▶ _Required task_
Whenever a line below holds the word "phrase", copy that line.

Raw records
• • •

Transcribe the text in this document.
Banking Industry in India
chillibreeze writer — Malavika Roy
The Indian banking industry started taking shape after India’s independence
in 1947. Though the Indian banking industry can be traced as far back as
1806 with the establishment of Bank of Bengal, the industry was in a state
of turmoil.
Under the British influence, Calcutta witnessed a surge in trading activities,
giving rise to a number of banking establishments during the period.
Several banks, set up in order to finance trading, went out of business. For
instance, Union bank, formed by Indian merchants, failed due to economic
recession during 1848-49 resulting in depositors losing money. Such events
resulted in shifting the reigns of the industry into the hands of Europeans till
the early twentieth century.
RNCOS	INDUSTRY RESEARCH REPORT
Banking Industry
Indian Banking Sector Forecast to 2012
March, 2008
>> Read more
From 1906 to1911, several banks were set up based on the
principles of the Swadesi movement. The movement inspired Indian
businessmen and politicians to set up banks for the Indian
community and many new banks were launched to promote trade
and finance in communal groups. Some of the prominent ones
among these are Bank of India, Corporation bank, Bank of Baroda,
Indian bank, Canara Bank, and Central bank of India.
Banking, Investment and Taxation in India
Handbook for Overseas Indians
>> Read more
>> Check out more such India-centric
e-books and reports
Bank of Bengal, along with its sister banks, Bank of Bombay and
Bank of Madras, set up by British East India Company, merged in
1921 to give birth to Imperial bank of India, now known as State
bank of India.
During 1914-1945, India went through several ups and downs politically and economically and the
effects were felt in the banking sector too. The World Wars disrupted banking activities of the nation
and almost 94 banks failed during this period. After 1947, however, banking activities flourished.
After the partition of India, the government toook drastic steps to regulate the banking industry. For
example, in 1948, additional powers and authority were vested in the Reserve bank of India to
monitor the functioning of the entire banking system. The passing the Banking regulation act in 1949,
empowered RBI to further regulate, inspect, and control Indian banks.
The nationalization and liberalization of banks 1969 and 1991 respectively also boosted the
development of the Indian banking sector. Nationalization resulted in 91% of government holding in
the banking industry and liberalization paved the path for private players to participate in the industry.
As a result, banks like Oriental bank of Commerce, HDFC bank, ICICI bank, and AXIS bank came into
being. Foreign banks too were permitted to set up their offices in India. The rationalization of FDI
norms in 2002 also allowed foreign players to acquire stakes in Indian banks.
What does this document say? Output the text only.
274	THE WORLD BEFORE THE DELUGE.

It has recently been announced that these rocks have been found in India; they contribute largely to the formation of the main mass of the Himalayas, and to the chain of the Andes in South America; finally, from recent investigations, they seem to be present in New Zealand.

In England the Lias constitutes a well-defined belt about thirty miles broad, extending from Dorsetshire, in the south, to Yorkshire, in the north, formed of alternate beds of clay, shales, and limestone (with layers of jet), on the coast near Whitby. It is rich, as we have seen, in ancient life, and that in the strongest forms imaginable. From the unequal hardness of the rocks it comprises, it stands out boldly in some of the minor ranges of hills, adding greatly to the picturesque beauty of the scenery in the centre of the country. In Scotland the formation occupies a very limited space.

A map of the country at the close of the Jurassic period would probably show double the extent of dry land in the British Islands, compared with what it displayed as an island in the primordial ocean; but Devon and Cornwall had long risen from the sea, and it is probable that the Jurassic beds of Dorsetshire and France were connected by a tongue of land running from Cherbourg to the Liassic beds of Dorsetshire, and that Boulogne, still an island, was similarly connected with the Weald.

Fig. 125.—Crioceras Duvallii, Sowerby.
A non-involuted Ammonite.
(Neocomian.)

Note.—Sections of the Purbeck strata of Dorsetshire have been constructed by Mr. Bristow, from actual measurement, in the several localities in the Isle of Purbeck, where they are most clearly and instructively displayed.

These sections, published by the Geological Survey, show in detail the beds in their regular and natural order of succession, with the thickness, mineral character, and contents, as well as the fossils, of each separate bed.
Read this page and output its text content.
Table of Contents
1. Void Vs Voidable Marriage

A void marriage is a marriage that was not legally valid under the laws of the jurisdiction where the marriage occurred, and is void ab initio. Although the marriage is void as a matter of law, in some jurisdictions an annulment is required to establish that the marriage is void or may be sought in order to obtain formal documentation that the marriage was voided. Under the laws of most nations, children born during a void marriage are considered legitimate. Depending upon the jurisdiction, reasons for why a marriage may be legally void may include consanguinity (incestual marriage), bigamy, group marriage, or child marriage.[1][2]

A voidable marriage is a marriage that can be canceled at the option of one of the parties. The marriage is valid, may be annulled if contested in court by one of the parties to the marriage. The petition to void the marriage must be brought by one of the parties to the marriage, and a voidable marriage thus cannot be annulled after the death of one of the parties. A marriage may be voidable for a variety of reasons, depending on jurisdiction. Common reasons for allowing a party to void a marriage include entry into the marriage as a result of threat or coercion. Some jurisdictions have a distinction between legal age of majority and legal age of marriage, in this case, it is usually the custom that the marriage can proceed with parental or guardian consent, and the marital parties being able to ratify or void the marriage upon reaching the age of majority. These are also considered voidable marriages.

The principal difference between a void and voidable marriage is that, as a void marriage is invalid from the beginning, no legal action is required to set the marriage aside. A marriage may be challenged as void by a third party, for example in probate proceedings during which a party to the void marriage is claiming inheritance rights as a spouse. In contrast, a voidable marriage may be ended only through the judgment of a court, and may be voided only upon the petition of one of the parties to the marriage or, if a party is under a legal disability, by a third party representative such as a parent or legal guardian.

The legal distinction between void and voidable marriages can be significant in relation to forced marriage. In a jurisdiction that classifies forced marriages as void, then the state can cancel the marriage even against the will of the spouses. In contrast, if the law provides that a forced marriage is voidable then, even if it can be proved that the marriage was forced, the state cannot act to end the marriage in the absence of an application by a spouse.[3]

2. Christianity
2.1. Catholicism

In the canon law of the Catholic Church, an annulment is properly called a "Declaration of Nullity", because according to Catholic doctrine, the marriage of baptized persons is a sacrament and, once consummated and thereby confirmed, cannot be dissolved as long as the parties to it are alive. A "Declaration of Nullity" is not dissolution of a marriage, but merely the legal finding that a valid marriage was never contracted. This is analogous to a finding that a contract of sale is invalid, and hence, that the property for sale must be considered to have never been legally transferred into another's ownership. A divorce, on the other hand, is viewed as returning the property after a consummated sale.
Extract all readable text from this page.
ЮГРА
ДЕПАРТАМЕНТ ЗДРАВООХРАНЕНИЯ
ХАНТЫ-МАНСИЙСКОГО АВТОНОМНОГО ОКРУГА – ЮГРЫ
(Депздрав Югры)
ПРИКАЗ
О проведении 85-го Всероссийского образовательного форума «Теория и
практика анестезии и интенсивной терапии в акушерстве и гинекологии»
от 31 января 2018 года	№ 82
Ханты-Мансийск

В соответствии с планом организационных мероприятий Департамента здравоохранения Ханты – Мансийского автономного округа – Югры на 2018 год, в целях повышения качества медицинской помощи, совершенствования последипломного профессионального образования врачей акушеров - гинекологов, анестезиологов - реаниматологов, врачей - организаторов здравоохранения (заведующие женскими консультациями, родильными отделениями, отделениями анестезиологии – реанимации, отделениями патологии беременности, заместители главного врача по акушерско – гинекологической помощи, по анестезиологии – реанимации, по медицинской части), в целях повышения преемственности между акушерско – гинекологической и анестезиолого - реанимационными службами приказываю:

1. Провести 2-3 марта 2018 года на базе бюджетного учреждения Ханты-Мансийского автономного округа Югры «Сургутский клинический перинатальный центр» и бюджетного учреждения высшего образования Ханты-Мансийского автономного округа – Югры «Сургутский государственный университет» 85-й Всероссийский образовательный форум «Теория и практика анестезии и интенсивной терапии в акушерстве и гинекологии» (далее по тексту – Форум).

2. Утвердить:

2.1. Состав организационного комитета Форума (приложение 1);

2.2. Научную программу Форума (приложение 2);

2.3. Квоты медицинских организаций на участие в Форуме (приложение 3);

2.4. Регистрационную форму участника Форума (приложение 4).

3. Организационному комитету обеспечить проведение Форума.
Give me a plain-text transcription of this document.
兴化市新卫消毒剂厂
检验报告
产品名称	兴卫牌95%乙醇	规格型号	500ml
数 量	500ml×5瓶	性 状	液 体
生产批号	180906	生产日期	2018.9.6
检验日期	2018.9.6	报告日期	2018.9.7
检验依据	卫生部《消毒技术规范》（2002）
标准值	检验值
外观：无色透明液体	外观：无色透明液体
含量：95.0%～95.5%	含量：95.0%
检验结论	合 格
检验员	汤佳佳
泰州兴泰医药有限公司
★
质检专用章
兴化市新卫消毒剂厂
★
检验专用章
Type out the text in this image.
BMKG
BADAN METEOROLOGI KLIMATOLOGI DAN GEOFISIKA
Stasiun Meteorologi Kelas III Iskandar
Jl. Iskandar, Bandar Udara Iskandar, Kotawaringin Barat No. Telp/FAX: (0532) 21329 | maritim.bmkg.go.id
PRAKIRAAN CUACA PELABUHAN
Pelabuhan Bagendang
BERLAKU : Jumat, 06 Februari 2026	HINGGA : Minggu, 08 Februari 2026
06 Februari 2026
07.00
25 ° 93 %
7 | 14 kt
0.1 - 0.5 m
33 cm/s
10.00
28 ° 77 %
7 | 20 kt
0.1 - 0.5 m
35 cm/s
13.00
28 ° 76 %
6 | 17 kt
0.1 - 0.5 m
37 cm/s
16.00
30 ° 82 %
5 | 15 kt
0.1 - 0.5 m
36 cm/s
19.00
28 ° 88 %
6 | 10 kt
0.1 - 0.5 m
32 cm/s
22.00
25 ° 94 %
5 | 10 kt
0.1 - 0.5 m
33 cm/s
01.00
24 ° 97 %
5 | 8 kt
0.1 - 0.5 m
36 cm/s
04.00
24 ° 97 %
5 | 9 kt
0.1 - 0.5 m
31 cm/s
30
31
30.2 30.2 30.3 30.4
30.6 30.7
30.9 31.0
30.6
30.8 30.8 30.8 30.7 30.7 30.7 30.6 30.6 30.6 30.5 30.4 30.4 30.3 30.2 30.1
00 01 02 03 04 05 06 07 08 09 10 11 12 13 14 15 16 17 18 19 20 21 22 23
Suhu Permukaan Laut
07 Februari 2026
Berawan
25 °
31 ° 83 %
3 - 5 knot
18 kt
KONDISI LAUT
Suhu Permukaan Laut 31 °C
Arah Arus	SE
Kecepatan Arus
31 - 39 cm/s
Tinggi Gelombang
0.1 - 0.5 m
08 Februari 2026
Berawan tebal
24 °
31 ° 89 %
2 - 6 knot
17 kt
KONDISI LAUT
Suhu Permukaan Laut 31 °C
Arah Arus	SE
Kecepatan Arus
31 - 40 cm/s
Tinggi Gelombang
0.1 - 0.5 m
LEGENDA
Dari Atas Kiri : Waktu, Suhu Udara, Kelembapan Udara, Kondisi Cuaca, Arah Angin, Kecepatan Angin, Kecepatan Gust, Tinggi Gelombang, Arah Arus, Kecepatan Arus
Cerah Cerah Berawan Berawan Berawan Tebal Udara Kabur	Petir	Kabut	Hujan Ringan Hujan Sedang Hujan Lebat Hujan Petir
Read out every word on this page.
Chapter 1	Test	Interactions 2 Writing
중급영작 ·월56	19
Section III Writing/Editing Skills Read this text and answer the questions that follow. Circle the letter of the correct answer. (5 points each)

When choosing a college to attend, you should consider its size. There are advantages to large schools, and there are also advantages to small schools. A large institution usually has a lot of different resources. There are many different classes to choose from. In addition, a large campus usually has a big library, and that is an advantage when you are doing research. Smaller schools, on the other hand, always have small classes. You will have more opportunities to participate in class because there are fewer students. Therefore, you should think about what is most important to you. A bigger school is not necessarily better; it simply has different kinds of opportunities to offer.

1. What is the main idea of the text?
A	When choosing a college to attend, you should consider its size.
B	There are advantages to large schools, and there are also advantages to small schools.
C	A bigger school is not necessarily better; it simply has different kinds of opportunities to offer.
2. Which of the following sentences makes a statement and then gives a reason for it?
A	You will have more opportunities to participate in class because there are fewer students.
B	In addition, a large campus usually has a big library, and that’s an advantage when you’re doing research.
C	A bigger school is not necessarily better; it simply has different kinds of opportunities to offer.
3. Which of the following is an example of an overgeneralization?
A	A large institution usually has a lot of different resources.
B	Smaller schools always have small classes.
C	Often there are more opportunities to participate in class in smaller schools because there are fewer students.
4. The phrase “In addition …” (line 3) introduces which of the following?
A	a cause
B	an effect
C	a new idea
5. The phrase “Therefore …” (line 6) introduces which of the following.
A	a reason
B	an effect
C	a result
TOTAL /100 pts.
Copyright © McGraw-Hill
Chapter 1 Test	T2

• • •

▶ _Task result_
4. The phrase “In addition …” (line 3) introduces which of the following?
5. The phrase “Therefore …” (line 6) introduces which of the following.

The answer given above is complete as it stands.